**What to do**
Say how many lines include the word "Федерации". Reply with nothing but the number.

---*---

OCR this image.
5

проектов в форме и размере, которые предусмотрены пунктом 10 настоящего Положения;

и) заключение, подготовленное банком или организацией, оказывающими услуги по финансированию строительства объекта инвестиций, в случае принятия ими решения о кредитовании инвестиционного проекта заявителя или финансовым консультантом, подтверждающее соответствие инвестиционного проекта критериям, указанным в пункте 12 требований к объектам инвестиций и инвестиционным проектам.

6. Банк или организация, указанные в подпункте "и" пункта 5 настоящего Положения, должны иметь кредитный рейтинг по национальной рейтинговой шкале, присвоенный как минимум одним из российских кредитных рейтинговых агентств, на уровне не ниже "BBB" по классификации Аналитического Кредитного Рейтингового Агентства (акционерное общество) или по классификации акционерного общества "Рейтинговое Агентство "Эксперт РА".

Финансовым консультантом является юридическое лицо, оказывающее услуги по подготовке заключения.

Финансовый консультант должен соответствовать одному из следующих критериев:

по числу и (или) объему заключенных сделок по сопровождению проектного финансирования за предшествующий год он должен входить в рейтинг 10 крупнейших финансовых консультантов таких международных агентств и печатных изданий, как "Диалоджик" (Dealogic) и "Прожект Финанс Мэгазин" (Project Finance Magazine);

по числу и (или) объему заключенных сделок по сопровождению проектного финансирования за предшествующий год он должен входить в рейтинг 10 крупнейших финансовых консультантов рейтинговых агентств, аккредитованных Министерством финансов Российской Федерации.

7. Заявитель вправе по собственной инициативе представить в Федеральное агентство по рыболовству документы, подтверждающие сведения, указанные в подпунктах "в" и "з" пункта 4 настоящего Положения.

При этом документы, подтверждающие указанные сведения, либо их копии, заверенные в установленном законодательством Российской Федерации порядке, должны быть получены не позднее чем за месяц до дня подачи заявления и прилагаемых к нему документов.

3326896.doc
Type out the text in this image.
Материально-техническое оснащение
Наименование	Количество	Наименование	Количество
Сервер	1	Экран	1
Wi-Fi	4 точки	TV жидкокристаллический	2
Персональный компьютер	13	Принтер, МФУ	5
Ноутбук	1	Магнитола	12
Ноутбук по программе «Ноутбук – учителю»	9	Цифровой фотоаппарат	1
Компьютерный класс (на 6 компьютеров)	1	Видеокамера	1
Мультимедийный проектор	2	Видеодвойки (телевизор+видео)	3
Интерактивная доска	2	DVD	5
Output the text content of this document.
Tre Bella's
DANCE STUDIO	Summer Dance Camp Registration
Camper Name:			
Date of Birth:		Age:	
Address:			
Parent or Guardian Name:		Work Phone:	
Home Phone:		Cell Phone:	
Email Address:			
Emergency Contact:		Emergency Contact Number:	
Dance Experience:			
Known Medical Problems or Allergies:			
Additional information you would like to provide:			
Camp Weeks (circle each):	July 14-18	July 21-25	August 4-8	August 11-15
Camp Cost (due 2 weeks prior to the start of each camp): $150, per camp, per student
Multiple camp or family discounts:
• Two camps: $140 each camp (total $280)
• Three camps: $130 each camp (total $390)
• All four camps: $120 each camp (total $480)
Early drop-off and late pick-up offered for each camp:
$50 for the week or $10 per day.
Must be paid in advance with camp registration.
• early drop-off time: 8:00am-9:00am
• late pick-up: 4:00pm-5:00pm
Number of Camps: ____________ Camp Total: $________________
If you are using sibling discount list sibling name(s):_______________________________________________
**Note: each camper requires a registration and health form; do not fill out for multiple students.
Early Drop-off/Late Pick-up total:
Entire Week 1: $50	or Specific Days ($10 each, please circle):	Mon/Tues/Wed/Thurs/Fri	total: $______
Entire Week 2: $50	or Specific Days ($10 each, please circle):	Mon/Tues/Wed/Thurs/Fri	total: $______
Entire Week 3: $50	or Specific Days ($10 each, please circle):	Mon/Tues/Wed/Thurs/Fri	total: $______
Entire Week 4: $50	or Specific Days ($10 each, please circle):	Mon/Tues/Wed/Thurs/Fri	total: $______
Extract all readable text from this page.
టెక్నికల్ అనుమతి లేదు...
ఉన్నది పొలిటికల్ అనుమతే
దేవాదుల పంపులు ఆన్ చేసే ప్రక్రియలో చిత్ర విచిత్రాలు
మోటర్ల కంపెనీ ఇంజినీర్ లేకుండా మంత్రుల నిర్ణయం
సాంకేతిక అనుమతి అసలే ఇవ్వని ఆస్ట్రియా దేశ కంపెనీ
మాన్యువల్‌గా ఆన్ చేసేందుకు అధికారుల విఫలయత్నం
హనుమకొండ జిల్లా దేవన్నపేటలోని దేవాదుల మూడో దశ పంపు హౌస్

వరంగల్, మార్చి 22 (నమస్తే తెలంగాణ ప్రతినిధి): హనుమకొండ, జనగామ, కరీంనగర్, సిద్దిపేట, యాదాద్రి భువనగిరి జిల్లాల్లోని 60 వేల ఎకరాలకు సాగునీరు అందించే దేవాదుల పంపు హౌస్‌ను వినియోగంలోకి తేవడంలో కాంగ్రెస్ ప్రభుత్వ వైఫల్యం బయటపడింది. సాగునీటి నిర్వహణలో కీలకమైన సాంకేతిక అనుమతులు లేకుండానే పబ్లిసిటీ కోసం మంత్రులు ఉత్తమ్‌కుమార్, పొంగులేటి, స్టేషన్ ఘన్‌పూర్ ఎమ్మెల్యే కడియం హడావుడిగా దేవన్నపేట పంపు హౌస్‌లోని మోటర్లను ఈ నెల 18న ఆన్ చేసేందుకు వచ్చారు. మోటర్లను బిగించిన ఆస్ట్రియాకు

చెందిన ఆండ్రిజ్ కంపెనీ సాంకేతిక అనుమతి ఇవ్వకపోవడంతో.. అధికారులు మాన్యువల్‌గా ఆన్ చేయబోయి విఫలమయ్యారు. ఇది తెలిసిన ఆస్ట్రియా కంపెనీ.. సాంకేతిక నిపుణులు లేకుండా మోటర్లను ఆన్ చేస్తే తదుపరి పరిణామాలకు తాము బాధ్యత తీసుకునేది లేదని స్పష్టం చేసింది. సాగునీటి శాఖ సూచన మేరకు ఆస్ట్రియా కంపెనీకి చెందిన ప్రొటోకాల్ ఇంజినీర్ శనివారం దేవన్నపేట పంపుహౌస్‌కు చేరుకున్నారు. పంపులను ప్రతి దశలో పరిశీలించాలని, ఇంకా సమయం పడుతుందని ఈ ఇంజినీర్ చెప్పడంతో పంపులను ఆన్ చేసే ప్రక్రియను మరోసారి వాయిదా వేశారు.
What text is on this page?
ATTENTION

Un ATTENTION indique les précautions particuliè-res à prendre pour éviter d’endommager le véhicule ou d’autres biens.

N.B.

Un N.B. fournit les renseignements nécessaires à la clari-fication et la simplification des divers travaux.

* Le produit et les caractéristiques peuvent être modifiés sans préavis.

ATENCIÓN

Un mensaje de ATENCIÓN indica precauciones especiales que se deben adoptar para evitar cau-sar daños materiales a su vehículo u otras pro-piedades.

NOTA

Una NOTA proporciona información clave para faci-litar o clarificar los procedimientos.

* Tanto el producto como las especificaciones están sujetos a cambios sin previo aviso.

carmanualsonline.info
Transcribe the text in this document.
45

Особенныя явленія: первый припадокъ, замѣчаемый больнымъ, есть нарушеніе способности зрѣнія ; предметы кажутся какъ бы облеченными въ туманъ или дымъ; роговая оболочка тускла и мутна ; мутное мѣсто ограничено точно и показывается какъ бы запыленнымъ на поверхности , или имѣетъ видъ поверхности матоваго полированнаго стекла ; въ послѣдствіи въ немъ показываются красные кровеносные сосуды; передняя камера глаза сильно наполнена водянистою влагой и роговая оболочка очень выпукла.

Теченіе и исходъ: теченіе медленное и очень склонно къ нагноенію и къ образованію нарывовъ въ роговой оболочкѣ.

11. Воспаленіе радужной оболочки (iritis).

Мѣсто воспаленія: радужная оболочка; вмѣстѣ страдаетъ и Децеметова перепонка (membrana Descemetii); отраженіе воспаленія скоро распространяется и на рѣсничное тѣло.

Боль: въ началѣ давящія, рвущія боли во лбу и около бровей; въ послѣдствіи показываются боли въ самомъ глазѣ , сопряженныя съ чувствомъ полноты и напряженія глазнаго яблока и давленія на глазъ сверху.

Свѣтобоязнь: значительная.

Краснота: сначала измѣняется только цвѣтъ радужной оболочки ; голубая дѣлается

---*---

**The result**
2